*** Excerpt

In addition to these conditions, studies in animals and in cells, published in 2014, suggest that cannabinoids might eventually play a helpful role in treating three other kinds of disease. After inducing human breast cancer tumors in mice, researchers in the U.K. found they could shrink the tumors by administering THC. The chemical may disrupt cancer cell growth as it binds to CB2 receptors, which are much more abundant on cancer cells than on healthy ones. At the University of South Carolina, a team discovered that THC could reduce the inflammation associated with autoimmune diseases by suppressing the activity of certain genes involved in the immune response. And at the University of South Florida, researchers working with cells in a lab showed that extremely low concentrations of THC could reduce production of beta amyloid, the protein that forms the plaque abundant in the brains of Alzheimer’s patients. It will, however, be several years before scientists learn how well THC will work, if at all, in patients with the condition.
For Lester Grinspoon, the new findings are gratifying but not surprising. Grinspoon, associate professor of psychiatry emeritus at Harvard Medical School, is the American godfather of medical marijuana. Now 86, Grinspoon used marijuana to treat his young son’s chemotherapy-related nausea in the 1960s. He wrote a book about marijuana’s benefits in 1971 and, after decades of research and controversy, continues to endorse them (see his Web site: RxMarijuana.com). He is pleased the nation at last appears to be catching up with him. “It’s about time,” he says. He notes that before World War II, marijuana was listed as a medicine in the country’s encyclopedia of drugs, the United States Pharmacopeia. “When marijuana is finally readmitted to the U.S. Pharmacopeia, a place it lost in 1942, it will be seen as one of the safest, least toxic, most versatile drugs of that whole compendium,” he predicts.

******
*** Source material

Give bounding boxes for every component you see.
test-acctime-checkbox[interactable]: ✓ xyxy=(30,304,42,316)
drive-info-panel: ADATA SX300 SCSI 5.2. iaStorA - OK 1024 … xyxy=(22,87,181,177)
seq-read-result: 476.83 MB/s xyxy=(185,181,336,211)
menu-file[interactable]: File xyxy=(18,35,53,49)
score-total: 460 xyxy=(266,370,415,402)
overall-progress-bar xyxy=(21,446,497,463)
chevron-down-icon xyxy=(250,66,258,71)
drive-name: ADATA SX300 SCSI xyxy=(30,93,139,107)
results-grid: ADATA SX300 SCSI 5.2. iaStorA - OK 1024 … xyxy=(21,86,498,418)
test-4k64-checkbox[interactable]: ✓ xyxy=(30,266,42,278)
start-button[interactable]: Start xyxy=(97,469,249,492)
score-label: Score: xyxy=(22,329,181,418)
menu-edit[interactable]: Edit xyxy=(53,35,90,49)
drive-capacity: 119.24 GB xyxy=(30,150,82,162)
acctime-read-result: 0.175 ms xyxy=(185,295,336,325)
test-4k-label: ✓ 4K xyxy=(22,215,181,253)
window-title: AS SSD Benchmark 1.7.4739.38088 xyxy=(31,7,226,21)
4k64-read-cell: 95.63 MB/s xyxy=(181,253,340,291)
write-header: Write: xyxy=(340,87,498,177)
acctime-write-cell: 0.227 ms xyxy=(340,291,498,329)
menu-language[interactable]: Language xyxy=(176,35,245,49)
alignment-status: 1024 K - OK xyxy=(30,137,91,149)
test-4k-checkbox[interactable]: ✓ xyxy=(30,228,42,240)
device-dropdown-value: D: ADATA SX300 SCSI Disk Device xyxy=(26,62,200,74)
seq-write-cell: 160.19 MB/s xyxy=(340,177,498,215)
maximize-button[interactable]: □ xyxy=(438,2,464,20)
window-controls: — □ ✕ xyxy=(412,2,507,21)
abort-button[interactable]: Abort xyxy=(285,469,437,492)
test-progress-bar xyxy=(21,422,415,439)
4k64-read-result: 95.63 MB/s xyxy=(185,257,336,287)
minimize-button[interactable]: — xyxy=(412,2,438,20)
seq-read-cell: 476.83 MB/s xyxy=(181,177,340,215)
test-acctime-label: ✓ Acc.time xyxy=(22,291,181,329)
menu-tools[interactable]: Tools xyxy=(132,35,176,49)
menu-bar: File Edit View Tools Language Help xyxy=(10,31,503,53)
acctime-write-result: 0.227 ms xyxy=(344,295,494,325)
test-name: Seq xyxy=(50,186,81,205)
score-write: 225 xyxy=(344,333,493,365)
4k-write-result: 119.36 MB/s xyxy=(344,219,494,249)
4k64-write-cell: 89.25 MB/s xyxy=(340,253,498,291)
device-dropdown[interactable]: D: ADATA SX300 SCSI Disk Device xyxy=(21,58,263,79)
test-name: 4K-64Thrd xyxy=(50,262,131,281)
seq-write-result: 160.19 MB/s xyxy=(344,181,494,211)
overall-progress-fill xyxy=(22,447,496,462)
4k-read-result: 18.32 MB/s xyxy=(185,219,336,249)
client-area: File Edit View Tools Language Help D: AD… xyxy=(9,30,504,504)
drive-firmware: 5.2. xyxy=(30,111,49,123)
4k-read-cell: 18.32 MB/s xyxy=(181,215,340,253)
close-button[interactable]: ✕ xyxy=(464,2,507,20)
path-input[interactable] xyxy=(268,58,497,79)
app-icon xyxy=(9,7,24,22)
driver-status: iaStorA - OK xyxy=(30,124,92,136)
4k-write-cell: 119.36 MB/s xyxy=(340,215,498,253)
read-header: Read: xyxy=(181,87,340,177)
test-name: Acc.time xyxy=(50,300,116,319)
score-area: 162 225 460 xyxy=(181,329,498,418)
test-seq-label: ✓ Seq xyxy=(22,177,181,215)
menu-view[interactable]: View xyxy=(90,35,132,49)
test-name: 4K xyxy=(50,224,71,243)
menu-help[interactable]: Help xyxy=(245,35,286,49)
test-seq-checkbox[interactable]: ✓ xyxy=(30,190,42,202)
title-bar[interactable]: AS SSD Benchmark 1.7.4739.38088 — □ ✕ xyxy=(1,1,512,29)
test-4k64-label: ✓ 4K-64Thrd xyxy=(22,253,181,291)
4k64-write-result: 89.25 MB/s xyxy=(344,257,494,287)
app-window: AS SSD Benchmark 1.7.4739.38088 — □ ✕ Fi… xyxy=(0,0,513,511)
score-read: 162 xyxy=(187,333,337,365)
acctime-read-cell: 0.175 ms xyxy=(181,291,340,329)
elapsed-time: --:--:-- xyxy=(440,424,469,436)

******

Your instructions
Print the full excerpt on cannabinoid research and medical marijuana word for word. The data shown here is from an unrelated source.

Solution below
In addition to these conditions, studies in animals and in cells, published in 2014, suggest that cannabinoids might eventually play a helpful role in treating three other kinds of disease. After inducing human breast cancer tumors in mice, researchers in the U.K. found they could shrink the tumors by administering THC. The chemical may disrupt cancer cell growth as it binds to CB2 receptors, which are much more abundant on cancer cells than on healthy ones. At the University of South Carolina, a team discovered that THC could reduce the inflammation associated with autoimmune diseases by suppressing the activity of certain genes involved in the immune response. And at the University of South Florida, researchers working with cells in a lab showed that extremely low concentrations of THC could reduce production of beta amyloid, the protein that forms the plaque abundant in the brains of Alzheimer’s patients. It will, however, be several years before scientists learn how well THC will work, if at all, in patients with the condition.
For Lester Grinspoon, the new findings are gratifying but not surprising. Grinspoon, associate professor of psychiatry emeritus at Harvard Medical School, is the American godfather of medical marijuana. Now 86, Grinspoon used marijuana to treat his young son’s chemotherapy-related nausea in the 1960s. He wrote a book about marijuana’s benefits in 1971 and, after decades of research and controversy, continues to endorse them (see his Web site: RxMarijuana.com). He is pleased the nation at last appears to be catching up with him. “It’s about time,” he says. He notes that before World War II, marijuana was listed as a medicine in the country’s encyclopedia of drugs, the United States Pharmacopeia. “When marijuana is finally readmitted to the U.S. Pharmacopeia, a place it lost in 1942, it will be seen as one of the safest, least toxic, most versatile drugs of that whole compendium,” he predicts.